(Dataset excerpt)
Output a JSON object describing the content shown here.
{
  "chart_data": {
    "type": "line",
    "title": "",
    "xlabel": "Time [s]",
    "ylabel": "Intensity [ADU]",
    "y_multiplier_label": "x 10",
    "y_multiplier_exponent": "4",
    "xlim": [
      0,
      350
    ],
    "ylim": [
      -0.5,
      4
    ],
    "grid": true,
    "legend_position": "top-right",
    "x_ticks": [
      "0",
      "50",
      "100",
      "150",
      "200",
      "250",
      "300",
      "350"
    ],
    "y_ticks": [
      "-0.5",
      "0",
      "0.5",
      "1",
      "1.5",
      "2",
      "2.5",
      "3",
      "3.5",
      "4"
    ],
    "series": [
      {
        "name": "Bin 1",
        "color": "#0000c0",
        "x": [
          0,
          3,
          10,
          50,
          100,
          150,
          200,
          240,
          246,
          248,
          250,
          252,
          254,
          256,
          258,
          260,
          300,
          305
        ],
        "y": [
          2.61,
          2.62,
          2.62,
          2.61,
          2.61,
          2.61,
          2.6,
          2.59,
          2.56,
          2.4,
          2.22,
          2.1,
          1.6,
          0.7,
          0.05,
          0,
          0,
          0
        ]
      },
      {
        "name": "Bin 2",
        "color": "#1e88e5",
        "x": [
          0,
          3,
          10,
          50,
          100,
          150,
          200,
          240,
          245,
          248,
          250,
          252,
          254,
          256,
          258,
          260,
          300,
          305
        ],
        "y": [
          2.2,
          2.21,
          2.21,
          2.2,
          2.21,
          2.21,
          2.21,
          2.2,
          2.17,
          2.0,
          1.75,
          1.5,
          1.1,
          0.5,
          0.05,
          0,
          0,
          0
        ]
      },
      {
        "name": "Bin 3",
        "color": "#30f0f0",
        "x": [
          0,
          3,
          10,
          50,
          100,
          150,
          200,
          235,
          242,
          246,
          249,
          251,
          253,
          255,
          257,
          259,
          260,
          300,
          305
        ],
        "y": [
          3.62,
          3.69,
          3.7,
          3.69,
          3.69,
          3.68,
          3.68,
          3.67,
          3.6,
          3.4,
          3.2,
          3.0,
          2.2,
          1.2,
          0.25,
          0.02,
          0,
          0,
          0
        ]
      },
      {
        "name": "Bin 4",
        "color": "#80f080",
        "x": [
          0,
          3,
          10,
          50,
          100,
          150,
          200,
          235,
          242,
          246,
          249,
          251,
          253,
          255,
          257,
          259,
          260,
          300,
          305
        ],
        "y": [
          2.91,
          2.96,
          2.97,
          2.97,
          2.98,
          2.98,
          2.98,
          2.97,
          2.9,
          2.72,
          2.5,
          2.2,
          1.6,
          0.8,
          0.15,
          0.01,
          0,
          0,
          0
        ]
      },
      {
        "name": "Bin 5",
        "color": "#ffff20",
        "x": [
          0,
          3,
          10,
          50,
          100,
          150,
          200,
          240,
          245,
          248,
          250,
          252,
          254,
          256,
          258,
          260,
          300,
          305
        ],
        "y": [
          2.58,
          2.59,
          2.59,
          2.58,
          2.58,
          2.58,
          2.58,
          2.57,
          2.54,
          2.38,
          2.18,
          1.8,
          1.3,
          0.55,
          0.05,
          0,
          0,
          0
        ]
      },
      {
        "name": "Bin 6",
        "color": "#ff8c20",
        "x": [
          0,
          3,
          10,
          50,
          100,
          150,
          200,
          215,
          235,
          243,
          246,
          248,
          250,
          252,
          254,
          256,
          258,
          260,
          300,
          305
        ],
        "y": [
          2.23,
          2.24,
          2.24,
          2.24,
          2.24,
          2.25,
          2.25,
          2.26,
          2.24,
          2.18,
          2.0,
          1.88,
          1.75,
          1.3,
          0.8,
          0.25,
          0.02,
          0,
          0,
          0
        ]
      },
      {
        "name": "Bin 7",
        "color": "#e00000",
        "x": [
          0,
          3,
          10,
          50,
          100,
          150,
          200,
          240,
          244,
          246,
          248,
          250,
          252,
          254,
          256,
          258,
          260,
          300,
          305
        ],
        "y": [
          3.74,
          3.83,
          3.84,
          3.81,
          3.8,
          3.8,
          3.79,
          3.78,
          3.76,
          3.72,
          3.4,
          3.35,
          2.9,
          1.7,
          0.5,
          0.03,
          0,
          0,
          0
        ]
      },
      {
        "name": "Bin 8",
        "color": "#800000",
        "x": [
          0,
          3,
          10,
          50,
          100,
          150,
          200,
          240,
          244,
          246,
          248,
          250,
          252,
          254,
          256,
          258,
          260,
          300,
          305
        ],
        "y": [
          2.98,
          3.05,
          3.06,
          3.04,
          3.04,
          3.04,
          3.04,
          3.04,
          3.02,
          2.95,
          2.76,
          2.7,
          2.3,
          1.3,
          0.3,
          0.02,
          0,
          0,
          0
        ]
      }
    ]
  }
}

▶ Exercise aim: Output each entry precisely as given.

▶ Answer:
Output a JSON object describing the content shown here.
{
  "chart_data": {
    "type": "line",
    "title": "",
    "xlabel": "Time [s]",
    "ylabel": "Intensity [ADU]",
    "y_multiplier_label": "x 10",
    "y_multiplier_exponent": "4",
    "xlim": [
      0,
      350
    ],
    "ylim": [
      -0.5,
      4
    ],
    "grid": true,
    "legend_position": "top-right",
    "x_ticks": [
      "0",
      "50",
      "100",
      "150",
      "200",
      "250",
      "300",
      "350"
    ],
    "y_ticks": [
      "-0.5",
      "0",
      "0.5",
      "1",
      "1.5",
      "2",
      "2.5",
      "3",
      "3.5",
      "4"
    ],
    "series": [
      {
        "name": "Bin 1",
        "color": "#0000c0",
        "x": [
          0,
          3,
          10,
          50,
          100,
          150,
          200,
          240,
          246,
          248,
          250,
          252,
          254,
          256,
          258,
          260,
          300,
          305
        ],
        "y": [
          2.61,
          2.62,
          2.62,
          2.61,
          2.61,
          2.61,
          2.6,
          2.59,
          2.56,
          2.4,
          2.22,
          2.1,
          1.6,
          0.7,
          0.05,
          0,
          0,
          0
        ]
      },
      {
        "name": "Bin 2",
        "color": "#1e88e5",
        "x": [
          0,
          3,
          10,
          50,
          100,
          150,
          200,
          240,
          245,
          248,
          250,
          252,
          254,
          256,
          258,
          260,
          300,
          305
        ],
        "y": [
          2.2,
          2.21,
          2.21,
          2.2,
          2.21,
          2.21,
          2.21,
          2.2,
          2.17,
          2.0,
          1.75,
          1.5,
          1.1,
          0.5,
          0.05,
          0,
          0,
          0
        ]
      },
      {
        "name": "Bin 3",
        "color": "#30f0f0",
        "x": [
          0,
          3,
          10,
          50,
          100,
          150,
          200,
          235,
          242,
          246,
          249,
          251,
          253,
          255,
          257,
          259,
          260,
          300,
          305
        ],
        "y": [
          3.62,
          3.69,
          3.7,
          3.69,
          3.69,
          3.68,
          3.68,
          3.67,
          3.6,
          3.4,
          3.2,
          3.0,
          2.2,
          1.2,
          0.25,
          0.02,
          0,
          0,
          0
        ]
      },
      {
        "name": "Bin 4",
        "color": "#80f080",
        "x": [
          0,
          3,
          10,
          50,
          100,
          150,
          200,
          235,
          242,
          246,
          249,
          251,
          253,
          255,
          257,
          259,
          260,
          300,
          305
        ],
        "y": [
          2.91,
          2.96,
          2.97,
          2.97,
          2.98,
          2.98,
          2.98,
          2.97,
          2.9,
          2.72,
          2.5,
          2.2,
          1.6,
          0.8,
          0.15,
          0.01,
          0,
          0,
          0
        ]
      },
      {
        "name": "Bin 5",
        "color": "#ffff20",
        "x": [
          0,
          3,
          10,
          50,
          100,
          150,
          200,
          240,
          245,
          248,
          250,
          252,
          254,
          256,
          258,
          260,
          300,
          305
        ],
        "y": [
          2.58,
          2.59,
          2.59,
          2.58,
          2.58,
          2.58,
          2.58,
          2.57,
          2.54,
          2.38,
          2.18,
          1.8,
          1.3,
          0.55,
          0.05,
          0,
          0,
          0
        ]
      },
      {
        "name": "Bin 6",
        "color": "#ff8c20",
        "x": [
          0,
          3,
          10,
          50,
          100,
          150,
          200,
          215,
          235,
          243,
          246,
          248,
          250,
          252,
          254,
          256,
          258,
          260,
          300,
          305
        ],
        "y": [
          2.23,
          2.24,
          2.24,
          2.24,
          2.24,
          2.25,
          2.25,
          2.26,
          2.24,
          2.18,
          2.0,
          1.88,
          1.75,
          1.3,
          0.8,
          0.25,
          0.02,
          0,
          0,
          0
        ]
      },
      {
        "name": "Bin 7",
        "color": "#e00000",
        "x": [
          0,
          3,
          10,
          50,
          100,
          150,
          200,
          240,
          244,
          246,
          248,
          250,
          252,
          254,
          256,
          258,
          260,
          300,
          305
        ],
        "y": [
          3.74,
          3.83,
          3.84,
          3.81,
          3.8,
          3.8,
          3.79,
          3.78,
          3.76,
          3.72,
          3.4,
          3.35,
          2.9,
          1.7,
          0.5,
          0.03,
          0,
          0,
          0
        ]
      },
      {
        "name": "Bin 8",
        "color": "#800000",
        "x": [
          0,
          3,
          10,
          50,
          100,
          150,
          200,
          240,
          244,
          246,
          248,
          250,
          252,
          254,
          256,
          258,
          260,
          300,
          305
        ],
        "y": [
          2.98,
          3.05,
          3.06,
          3.04,
          3.04,
          3.04,
          3.04,
          3.04,
          3.02,
          2.95,
          2.76,
          2.7,
          2.3,
          1.3,
          0.3,
          0.02,
          0,
          0,
          0
        ]
      }
    ]
  }
}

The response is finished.